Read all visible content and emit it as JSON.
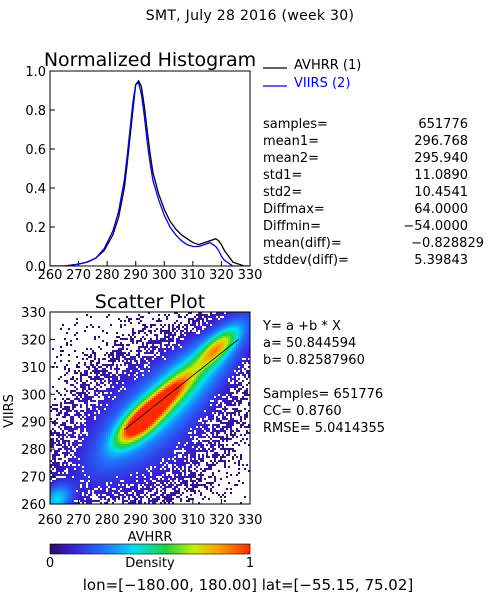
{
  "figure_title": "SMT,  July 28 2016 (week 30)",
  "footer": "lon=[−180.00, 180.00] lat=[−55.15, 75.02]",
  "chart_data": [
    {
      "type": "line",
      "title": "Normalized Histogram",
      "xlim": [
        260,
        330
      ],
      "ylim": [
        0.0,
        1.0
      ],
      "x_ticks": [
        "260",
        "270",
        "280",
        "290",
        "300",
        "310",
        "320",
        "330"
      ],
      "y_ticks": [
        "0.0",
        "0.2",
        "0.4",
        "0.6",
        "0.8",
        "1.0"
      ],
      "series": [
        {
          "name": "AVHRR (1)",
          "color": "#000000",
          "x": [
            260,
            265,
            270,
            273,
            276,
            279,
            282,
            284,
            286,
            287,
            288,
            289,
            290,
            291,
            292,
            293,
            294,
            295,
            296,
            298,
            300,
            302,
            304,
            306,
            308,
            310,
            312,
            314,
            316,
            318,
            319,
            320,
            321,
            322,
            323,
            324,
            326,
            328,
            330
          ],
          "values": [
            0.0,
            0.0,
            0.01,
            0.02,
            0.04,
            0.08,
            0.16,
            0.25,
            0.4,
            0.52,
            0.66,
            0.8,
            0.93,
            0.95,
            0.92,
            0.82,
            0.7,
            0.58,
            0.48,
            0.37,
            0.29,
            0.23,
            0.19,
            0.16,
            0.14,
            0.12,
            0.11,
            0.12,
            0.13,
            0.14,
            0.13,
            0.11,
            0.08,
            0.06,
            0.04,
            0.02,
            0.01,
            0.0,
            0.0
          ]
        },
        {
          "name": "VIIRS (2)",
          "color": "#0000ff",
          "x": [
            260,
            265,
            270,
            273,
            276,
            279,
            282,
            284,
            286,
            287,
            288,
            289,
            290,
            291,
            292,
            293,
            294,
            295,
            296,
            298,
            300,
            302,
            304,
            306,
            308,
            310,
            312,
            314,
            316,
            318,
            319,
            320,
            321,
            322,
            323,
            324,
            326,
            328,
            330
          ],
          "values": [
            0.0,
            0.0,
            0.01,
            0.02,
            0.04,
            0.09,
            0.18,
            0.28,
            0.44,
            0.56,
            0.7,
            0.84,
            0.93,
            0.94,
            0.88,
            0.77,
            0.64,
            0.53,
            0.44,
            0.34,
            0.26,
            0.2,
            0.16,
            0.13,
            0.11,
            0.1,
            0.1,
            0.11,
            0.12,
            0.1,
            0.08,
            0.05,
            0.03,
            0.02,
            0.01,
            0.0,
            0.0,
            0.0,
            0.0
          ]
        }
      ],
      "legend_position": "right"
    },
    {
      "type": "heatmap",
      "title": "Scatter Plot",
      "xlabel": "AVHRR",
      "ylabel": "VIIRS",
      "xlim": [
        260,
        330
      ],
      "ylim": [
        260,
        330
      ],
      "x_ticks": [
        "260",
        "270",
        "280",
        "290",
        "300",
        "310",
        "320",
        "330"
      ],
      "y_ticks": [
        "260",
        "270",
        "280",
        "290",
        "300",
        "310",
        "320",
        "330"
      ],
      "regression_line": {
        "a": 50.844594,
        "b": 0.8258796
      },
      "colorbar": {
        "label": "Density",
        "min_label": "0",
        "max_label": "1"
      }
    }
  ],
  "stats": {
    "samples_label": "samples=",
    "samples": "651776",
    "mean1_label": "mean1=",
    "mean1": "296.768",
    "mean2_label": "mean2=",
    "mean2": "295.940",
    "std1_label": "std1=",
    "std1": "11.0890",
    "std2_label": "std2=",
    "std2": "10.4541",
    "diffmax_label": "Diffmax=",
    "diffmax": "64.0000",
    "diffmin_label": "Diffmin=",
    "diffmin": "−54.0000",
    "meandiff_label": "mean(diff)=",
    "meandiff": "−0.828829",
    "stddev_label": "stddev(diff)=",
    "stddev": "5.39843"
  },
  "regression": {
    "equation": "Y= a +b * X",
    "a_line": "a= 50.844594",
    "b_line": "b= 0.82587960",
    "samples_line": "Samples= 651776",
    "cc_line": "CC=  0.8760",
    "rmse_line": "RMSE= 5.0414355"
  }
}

___

§ EXERCISE GOAL
Omit the pictures and give the material again, exactly and in full.

§ RESULT FOR THIS TASK
Read all visible content and emit it as JSON.
{
  "figure_title": "SMT,  July 28 2016 (week 30)",
  "footer": "lon=[−180.00, 180.00] lat=[−55.15, 75.02]",
  "chart_data": [
    {
      "type": "line",
      "title": "Normalized Histogram",
      "xlim": [
        260,
        330
      ],
      "ylim": [
        0.0,
        1.0
      ],
      "x_ticks": [
        "260",
        "270",
        "280",
        "290",
        "300",
        "310",
        "320",
        "330"
      ],
      "y_ticks": [
        "0.0",
        "0.2",
        "0.4",
        "0.6",
        "0.8",
        "1.0"
      ],
      "series": [
        {
          "name": "AVHRR (1)",
          "color": "#000000",
          "x": [
            260,
            265,
            270,
            273,
            276,
            279,
            282,
            284,
            286,
            287,
            288,
            289,
            290,
            291,
            292,
            293,
            294,
            295,
            296,
            298,
            300,
            302,
            304,
            306,
            308,
            310,
            312,
            314,
            316,
            318,
            319,
            320,
            321,
            322,
            323,
            324,
            326,
            328,
            330
          ],
          "values": [
            0.0,
            0.0,
            0.01,
            0.02,
            0.04,
            0.08,
            0.16,
            0.25,
            0.4,
            0.52,
            0.66,
            0.8,
            0.93,
            0.95,
            0.92,
            0.82,
            0.7,
            0.58,
            0.48,
            0.37,
            0.29,
            0.23,
            0.19,
            0.16,
            0.14,
            0.12,
            0.11,
            0.12,
            0.13,
            0.14,
            0.13,
            0.11,
            0.08,
            0.06,
            0.04,
            0.02,
            0.01,
            0.0,
            0.0
          ]
        },
        {
          "name": "VIIRS (2)",
          "color": "#0000ff",
          "x": [
            260,
            265,
            270,
            273,
            276,
            279,
            282,
            284,
            286,
            287,
            288,
            289,
            290,
            291,
            292,
            293,
            294,
            295,
            296,
            298,
            300,
            302,
            304,
            306,
            308,
            310,
            312,
            314,
            316,
            318,
            319,
            320,
            321,
            322,
            323,
            324,
            326,
            328,
            330
          ],
          "values": [
            0.0,
            0.0,
            0.01,
            0.02,
            0.04,
            0.09,
            0.18,
            0.28,
            0.44,
            0.56,
            0.7,
            0.84,
            0.93,
            0.94,
            0.88,
            0.77,
            0.64,
            0.53,
            0.44,
            0.34,
            0.26,
            0.2,
            0.16,
            0.13,
            0.11,
            0.1,
            0.1,
            0.11,
            0.12,
            0.1,
            0.08,
            0.05,
            0.03,
            0.02,
            0.01,
            0.0,
            0.0,
            0.0,
            0.0
          ]
        }
      ],
      "legend_position": "right"
    },
    {
      "type": "heatmap",
      "title": "Scatter Plot",
      "xlabel": "AVHRR",
      "ylabel": "VIIRS",
      "xlim": [
        260,
        330
      ],
      "ylim": [
        260,
        330
      ],
      "x_ticks": [
        "260",
        "270",
        "280",
        "290",
        "300",
        "310",
        "320",
        "330"
      ],
      "y_ticks": [
        "260",
        "270",
        "280",
        "290",
        "300",
        "310",
        "320",
        "330"
      ],
      "regression_line": {
        "a": 50.844594,
        "b": 0.8258796
      },
      "colorbar": {
        "label": "Density",
        "min_label": "0",
        "max_label": "1"
      }
    }
  ],
  "stats": {
    "samples_label": "samples=",
    "samples": "651776",
    "mean1_label": "mean1=",
    "mean1": "296.768",
    "mean2_label": "mean2=",
    "mean2": "295.940",
    "std1_label": "std1=",
    "std1": "11.0890",
    "std2_label": "std2=",
    "std2": "10.4541",
    "diffmax_label": "Diffmax=",
    "diffmax": "64.0000",
    "diffmin_label": "Diffmin=",
    "diffmin": "−54.0000",
    "meandiff_label": "mean(diff)=",
    "meandiff": "−0.828829",
    "stddev_label": "stddev(diff)=",
    "stddev": "5.39843"
  },
  "regression": {
    "equation": "Y= a +b * X",
    "a_line": "a= 50.844594",
    "b_line": "b= 0.82587960",
    "samples_line": "Samples= 651776",
    "cc_line": "CC=  0.8760",
    "rmse_line": "RMSE= 5.0414355"
  }
}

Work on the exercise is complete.